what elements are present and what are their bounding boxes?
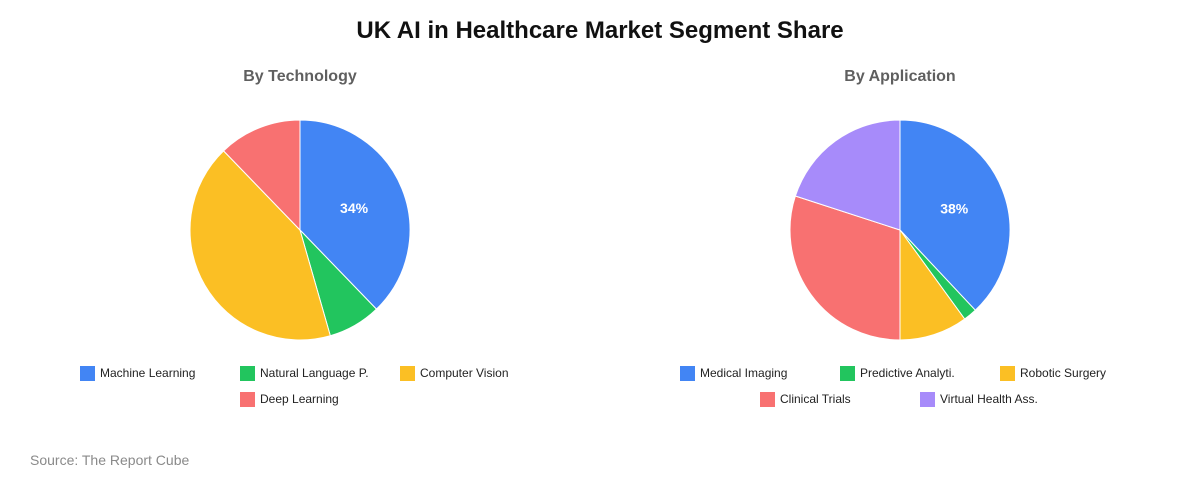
legend-swatch (760, 391, 775, 407)
legend-label: Predictive Analyti. (860, 366, 955, 380)
legend-label: Virtual Health Ass. (940, 392, 1038, 406)
legend-label: Natural Language P. (260, 366, 369, 380)
application-slice-clinical-trials[interactable] (789, 195, 901, 341)
technology-slice-deep-learning[interactable] (222, 119, 301, 232)
legend-swatch (840, 365, 855, 381)
legend-label: Clinical Trials (780, 392, 851, 406)
source-note: Source: The Report Cube (30, 452, 190, 468)
legend-label: Machine Learning (100, 366, 196, 380)
pie-application-title: By Application (844, 68, 956, 85)
legend-item-computer-vision[interactable]: Computer Vision (380, 365, 540, 381)
chart-title: UK AI in Healthcare Market Segment Share (356, 17, 844, 44)
legend-swatch (920, 391, 935, 407)
legend-label: Medical Imaging (700, 366, 788, 380)
legend-label: Computer Vision (420, 366, 509, 380)
legend-item-machine-learning[interactable]: Machine Learning (60, 365, 220, 381)
legend-swatch (240, 391, 255, 407)
legend-swatch (400, 365, 415, 381)
legend-item-clinical-trials[interactable]: Clinical Trials (740, 391, 900, 407)
legend-item-virtual-health[interactable]: Virtual Health Ass. (900, 391, 1060, 407)
legend-item-robotic-surgery[interactable]: Robotic Surgery (980, 365, 1140, 381)
legend-label: Robotic Surgery (1020, 366, 1107, 380)
technology-data-label-machine-learning: 34% (340, 200, 369, 216)
legend-item-deep-learning[interactable]: Deep Learning (220, 391, 380, 407)
legend-technology: Machine Learning Natural Language P. Com… (40, 360, 560, 412)
legend-label: Deep Learning (260, 392, 339, 406)
application-data-label-medical-imaging: 38% (940, 201, 969, 217)
legend-swatch (80, 365, 95, 381)
legend-item-medical-imaging[interactable]: Medical Imaging (660, 365, 820, 381)
application-slice-medical-imaging[interactable] (899, 119, 1011, 311)
legend-item-natural-language[interactable]: Natural Language P. (220, 365, 380, 381)
legend-swatch (1000, 365, 1015, 381)
legend-item-predictive-analytics[interactable]: Predictive Analyti. (820, 365, 980, 381)
technology-slice-computer-vision[interactable] (189, 150, 331, 341)
technology-slice-machine-learning[interactable] (299, 119, 411, 310)
legend-swatch (240, 365, 255, 381)
legend-application: Medical Imaging Predictive Analyti. Robo… (640, 360, 1160, 412)
legend-swatch (680, 365, 695, 381)
pie-technology-title: By Technology (243, 68, 357, 85)
application-slice-virtual-health-ass[interactable] (794, 119, 901, 231)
◇ ◇ ◇ ◇
**Exercise instructions:** Please turn the lines of the material above into a JSON list of strings, starting at the line containing "legend-swatch (760, 391, 775, 407)" and ending at the line containing "pie-application-title: By Application", both included. Use one string per line and skip any blank lines.

**Result below:**
[
  "legend-swatch (760, 391, 775, 407)",
  "legend-label: Predictive Analyti. (860, 366, 955, 380)",
  "legend-label: Virtual Health Ass. (940, 392, 1038, 406)",
  "legend-label: Natural Language P. (260, 366, 369, 380)",
  "application-slice-clinical-trials[interactable] (789, 195, 901, 341)",
  "technology-slice-deep-learning[interactable] (222, 119, 301, 232)",
  "legend-swatch (840, 365, 855, 381)",
  "legend-label: Clinical Trials (780, 392, 851, 406)",
  "source-note: Source: The Report Cube (30, 452, 190, 468)",
  "legend-label: Machine Learning (100, 366, 196, 380)",
  "pie-application-title: By Application (844, 68, 956, 85)"
]